_Exercise_
Extract each line from the entries below that has the string "copies" in it.

A block of data
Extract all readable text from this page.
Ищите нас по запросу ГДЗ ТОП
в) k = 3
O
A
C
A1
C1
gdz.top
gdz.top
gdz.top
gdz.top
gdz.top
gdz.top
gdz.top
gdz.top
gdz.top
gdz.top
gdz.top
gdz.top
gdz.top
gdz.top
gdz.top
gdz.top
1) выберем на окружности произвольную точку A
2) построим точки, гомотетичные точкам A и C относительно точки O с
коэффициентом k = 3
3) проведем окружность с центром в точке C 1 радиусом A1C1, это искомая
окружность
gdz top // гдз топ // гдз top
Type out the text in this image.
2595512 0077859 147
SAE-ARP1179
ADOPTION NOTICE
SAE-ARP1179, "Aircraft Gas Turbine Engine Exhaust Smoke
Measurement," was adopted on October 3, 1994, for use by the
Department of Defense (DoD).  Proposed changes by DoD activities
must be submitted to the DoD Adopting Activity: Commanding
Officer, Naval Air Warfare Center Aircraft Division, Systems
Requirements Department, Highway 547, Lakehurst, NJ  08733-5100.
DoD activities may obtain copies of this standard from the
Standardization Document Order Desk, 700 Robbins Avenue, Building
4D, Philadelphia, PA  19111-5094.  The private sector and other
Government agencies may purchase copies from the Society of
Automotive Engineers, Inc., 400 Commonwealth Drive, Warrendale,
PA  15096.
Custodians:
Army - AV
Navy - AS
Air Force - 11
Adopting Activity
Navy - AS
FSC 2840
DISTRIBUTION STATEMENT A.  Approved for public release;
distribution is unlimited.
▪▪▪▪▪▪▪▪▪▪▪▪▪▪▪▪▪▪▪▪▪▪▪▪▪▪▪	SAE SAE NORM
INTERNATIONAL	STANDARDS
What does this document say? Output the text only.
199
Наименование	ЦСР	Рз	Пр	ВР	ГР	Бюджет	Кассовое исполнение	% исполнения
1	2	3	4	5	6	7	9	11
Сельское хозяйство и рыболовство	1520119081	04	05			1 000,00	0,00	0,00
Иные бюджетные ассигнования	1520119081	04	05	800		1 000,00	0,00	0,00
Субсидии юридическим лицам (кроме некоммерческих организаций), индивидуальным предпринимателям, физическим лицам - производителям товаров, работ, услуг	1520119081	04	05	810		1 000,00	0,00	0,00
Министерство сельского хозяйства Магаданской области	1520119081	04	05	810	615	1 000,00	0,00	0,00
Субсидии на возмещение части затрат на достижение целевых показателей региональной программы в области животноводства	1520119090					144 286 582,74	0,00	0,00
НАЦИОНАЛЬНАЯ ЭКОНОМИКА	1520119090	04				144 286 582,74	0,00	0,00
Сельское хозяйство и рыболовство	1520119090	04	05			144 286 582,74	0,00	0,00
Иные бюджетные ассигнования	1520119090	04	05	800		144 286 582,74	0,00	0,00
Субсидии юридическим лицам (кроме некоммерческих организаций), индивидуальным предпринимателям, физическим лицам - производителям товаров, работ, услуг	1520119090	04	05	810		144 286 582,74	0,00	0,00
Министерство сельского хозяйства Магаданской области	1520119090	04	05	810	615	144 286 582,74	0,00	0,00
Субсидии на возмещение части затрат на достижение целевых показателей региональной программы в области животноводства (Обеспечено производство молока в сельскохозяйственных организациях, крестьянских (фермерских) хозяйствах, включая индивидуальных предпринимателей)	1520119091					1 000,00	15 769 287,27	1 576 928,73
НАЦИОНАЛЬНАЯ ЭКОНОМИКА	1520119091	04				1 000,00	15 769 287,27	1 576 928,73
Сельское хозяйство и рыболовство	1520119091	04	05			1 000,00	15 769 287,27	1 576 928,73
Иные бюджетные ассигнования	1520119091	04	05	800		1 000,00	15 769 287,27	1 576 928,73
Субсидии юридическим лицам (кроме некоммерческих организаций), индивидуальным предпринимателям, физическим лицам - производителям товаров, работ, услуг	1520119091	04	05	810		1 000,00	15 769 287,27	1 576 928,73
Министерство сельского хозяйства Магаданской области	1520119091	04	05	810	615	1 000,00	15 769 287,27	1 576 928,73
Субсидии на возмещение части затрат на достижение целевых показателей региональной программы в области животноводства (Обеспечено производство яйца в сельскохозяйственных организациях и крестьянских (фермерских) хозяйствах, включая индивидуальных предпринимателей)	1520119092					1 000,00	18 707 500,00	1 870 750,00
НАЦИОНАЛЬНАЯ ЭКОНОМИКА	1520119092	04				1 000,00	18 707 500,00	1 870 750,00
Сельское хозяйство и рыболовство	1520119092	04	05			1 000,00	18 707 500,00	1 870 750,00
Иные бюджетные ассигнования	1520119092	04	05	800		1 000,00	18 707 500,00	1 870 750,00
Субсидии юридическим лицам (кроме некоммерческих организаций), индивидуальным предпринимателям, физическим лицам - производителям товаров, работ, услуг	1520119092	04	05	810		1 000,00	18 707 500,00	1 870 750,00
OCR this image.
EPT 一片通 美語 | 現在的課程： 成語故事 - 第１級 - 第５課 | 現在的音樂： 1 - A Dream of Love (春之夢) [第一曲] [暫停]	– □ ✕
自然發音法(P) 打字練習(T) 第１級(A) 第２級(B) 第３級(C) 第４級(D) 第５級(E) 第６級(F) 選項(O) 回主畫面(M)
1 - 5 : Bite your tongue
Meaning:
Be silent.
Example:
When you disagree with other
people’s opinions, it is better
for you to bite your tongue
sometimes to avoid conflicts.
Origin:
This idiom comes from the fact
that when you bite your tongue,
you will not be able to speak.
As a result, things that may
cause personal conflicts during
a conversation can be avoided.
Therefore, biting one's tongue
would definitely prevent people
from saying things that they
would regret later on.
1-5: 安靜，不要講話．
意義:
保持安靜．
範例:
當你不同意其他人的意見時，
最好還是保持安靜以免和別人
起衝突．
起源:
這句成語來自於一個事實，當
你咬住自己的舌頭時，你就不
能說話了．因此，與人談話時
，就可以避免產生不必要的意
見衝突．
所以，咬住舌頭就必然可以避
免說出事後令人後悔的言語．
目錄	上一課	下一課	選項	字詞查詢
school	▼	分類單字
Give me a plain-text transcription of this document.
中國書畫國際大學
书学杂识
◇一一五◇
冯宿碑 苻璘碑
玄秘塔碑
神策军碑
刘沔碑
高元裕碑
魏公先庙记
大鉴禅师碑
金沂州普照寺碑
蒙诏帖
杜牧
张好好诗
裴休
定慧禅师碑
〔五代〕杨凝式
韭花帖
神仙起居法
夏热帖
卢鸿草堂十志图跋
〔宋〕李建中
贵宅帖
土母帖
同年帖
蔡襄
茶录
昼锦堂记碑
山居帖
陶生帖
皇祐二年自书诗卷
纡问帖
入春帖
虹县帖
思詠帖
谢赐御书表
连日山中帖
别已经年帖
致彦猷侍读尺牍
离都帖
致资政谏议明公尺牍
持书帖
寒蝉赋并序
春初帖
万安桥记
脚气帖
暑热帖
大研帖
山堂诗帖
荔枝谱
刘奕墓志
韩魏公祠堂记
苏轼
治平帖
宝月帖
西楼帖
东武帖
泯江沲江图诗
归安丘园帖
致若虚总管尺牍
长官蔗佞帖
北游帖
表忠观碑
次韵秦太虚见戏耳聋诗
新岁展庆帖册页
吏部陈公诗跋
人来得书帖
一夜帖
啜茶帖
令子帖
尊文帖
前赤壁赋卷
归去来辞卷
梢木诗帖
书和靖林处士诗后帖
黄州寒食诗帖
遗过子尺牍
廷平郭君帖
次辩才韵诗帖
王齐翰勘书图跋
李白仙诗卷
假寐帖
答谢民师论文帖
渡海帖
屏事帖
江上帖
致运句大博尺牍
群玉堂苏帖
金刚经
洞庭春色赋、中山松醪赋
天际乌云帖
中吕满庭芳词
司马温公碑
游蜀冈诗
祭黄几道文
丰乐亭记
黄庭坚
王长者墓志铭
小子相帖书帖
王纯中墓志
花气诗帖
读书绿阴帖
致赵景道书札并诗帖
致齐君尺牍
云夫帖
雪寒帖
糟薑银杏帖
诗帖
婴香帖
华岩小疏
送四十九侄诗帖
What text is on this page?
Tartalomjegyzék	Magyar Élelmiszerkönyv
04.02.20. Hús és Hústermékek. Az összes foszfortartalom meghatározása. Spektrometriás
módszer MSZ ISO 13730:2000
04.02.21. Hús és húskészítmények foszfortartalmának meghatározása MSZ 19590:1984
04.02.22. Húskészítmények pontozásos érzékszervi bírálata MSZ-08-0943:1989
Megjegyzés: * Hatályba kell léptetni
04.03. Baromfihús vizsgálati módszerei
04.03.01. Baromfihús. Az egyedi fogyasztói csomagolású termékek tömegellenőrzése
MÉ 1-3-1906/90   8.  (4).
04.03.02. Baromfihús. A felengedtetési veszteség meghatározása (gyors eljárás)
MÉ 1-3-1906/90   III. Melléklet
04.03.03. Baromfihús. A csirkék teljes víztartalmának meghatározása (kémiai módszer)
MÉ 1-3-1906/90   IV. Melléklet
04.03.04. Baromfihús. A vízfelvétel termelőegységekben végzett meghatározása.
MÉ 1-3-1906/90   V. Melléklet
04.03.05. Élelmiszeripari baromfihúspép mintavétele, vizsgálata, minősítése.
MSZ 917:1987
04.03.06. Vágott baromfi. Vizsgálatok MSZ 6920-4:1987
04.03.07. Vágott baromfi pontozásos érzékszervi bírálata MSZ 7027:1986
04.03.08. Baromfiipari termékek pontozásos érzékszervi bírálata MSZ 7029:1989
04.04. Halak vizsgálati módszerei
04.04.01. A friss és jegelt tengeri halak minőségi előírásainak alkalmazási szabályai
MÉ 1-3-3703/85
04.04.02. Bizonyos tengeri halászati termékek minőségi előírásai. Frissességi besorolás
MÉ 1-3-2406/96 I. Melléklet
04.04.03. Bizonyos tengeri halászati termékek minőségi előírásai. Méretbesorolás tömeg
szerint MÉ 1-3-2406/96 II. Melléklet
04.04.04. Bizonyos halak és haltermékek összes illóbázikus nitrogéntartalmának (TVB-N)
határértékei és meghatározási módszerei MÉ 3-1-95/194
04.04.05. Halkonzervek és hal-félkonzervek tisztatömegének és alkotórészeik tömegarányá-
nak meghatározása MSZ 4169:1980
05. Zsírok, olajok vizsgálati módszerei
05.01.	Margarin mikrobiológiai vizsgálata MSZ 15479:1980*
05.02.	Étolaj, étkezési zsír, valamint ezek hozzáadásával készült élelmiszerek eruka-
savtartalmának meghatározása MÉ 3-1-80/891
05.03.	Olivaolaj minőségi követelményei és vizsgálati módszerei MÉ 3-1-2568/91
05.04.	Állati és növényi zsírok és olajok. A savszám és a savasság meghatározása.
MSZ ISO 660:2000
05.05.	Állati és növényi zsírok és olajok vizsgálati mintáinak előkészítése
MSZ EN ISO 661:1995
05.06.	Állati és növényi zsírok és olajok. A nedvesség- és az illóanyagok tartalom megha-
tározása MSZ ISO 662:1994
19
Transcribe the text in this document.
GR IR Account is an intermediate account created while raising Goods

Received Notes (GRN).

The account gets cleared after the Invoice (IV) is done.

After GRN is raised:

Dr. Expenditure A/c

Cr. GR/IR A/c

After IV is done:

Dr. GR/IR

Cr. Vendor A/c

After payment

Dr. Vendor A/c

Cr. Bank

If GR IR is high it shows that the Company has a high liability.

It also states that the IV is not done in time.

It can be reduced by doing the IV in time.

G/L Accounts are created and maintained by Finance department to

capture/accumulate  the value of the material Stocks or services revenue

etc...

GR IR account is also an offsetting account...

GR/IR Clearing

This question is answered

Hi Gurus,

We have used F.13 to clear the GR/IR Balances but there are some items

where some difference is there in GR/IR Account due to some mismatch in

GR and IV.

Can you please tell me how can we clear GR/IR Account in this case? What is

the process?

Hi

_Output below_
DoD activities may obtain copies of this standard from the
Government agencies may purchase copies from the Society of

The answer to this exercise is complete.